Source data
** START **

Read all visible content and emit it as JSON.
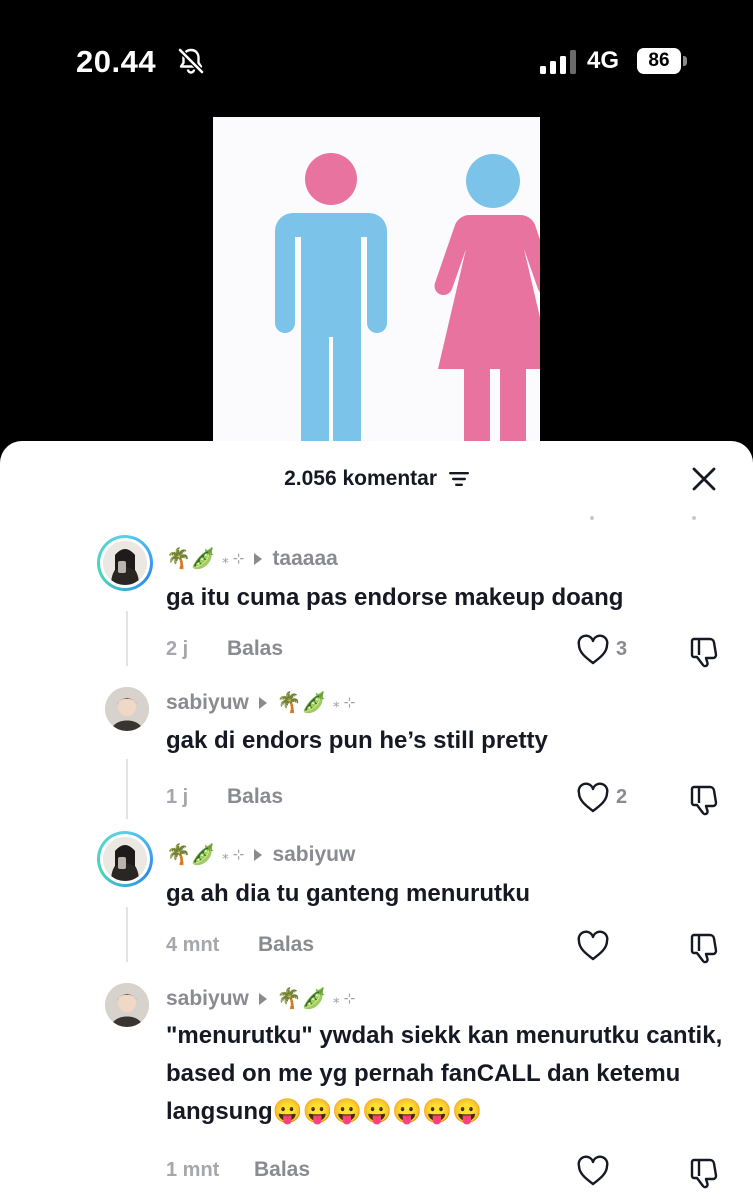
{
  "status": {
    "time": "20.44",
    "network": "4G",
    "battery": "86"
  },
  "sheet": {
    "comment_count": "2.056 komentar"
  },
  "comments": [
    {
      "user_emojis": "🌴🫛",
      "sparkle": "⁎ ⊹",
      "reply_to": "taaaaa",
      "text": "ga itu cuma pas endorse makeup doang",
      "time": "2 j",
      "reply_label": "Balas",
      "likes": "3"
    },
    {
      "username": "sabiyuw",
      "user_emojis": "🌴🫛",
      "sparkle": "⁎ ⊹",
      "text": "gak di endors pun he’s still pretty",
      "time": "1 j",
      "reply_label": "Balas",
      "likes": "2"
    },
    {
      "user_emojis": "🌴🫛",
      "sparkle": "⁎ ⊹",
      "reply_to": "sabiyuw",
      "text": "ga ah dia tu ganteng menurutku",
      "time": "4 mnt",
      "reply_label": "Balas",
      "likes": ""
    },
    {
      "username": "sabiyuw",
      "user_emojis": "🌴🫛",
      "sparkle": "⁎ ⊹",
      "text": "\"menurutku\" ywdah siekk kan menurutku cantik, based on me yg pernah fanCALL dan ketemu langsung😛😛😛😛😛😛😛",
      "time": "1 mnt",
      "reply_label": "Balas",
      "likes": ""
    }
  ],
  "colors": {
    "male_figure": "#7cc3ea",
    "female_figure": "#e8739f",
    "ring": "#2f8af5"
  },
  "icons": {
    "bell": "bell-slash-icon",
    "signal": "signal-bars-icon",
    "battery": "battery-icon",
    "filter": "filter-lines-icon",
    "close": "close-icon",
    "like": "heart-icon",
    "dislike": "thumbs-down-icon"
  }
}
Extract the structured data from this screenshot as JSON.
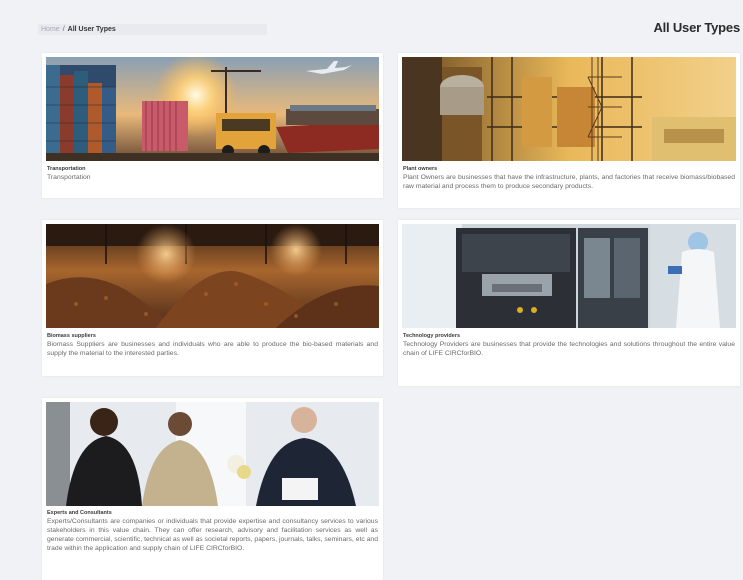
{
  "breadcrumb": {
    "home": "Home",
    "separator": "/",
    "current": "All User Types"
  },
  "page_title": "All User Types",
  "cards": [
    {
      "title": "Transportation",
      "description": "Transportation"
    },
    {
      "title": "Plant owners",
      "description": "Plant Owners are businesses that have the infrastructure, plants, and factories that receive biomass/biobased raw material and process them to produce secondary products."
    },
    {
      "title": "Biomass suppliers",
      "description": "Biomass Suppliers are businesses and individuals who are able to produce the bio-based materials and supply the material to the interested parties."
    },
    {
      "title": "Technology providers",
      "description": "Technology Providers are businesses that provide the technologies and solutions throughout the entire value chain of LIFE CIRCforBIO."
    },
    {
      "title": "Experts and Consultants",
      "description": "Experts/Consultants are companies or individuals that provide expertise and consultancy services to various stakeholders in this value chain. They can offer research, advisory and facilitation services as well as generate commercial, scientific, technical as well as societal reports, papers, journals, talks, seminars, etc and trade within the application and supply chain of LIFE CIRCforBIO."
    }
  ]
}
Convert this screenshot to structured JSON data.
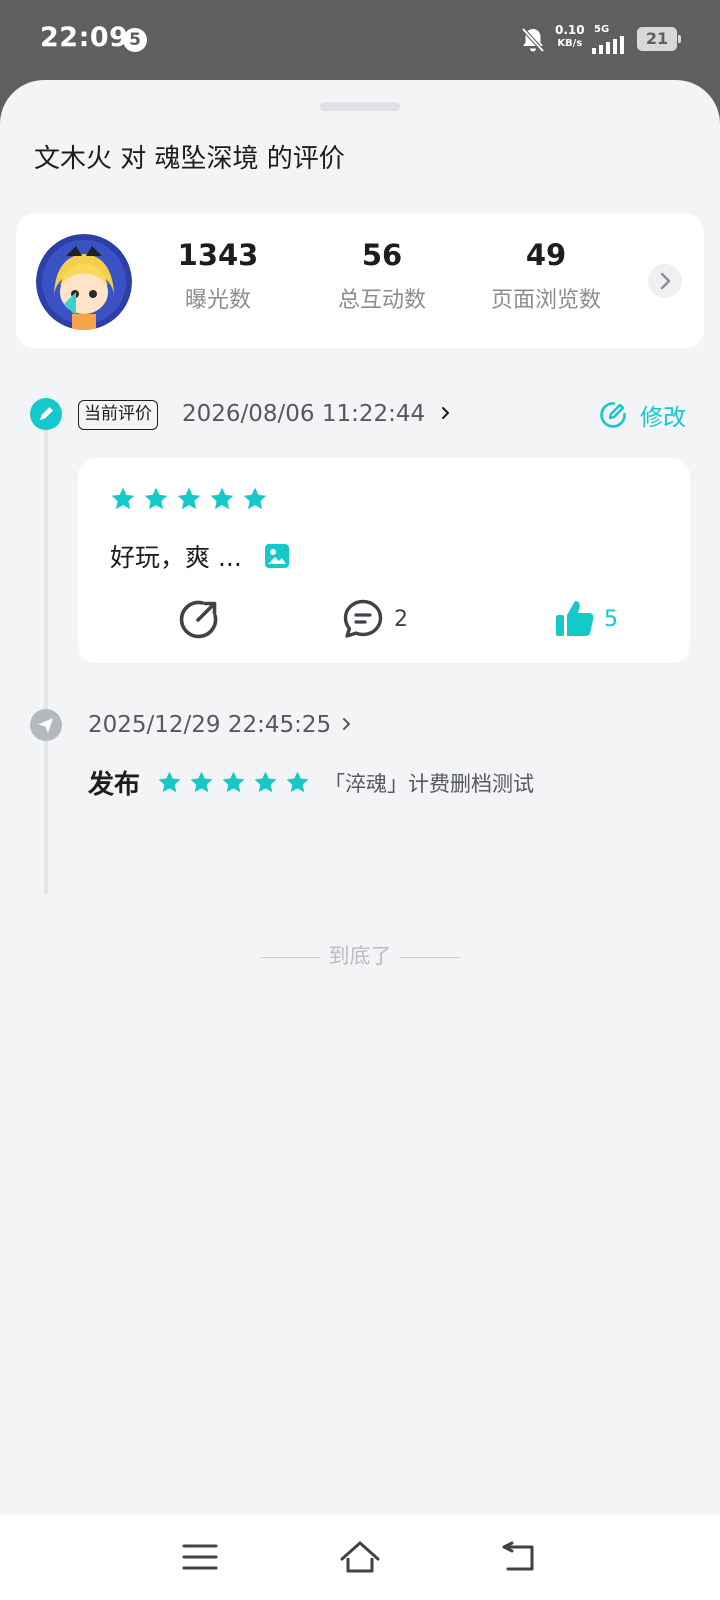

** END **

## Task objective
Look over the listing above. Pick out and copy every line that includes "this".

## Finished task
Extract the structured data from this screenshot as JSON.
      "description": "Experts/Consultants are companies or individuals that provide expertise and consultancy services to various stakeholders in this value chain. They can offer research, advisory and facilitation services as well as generate commercial, scientific, technical as well as societal reports, papers, journals, talks, seminars, etc and trade within the application and supply chain of LIFE CIRCforBIO."
Convert this screenshot to structured JSON data.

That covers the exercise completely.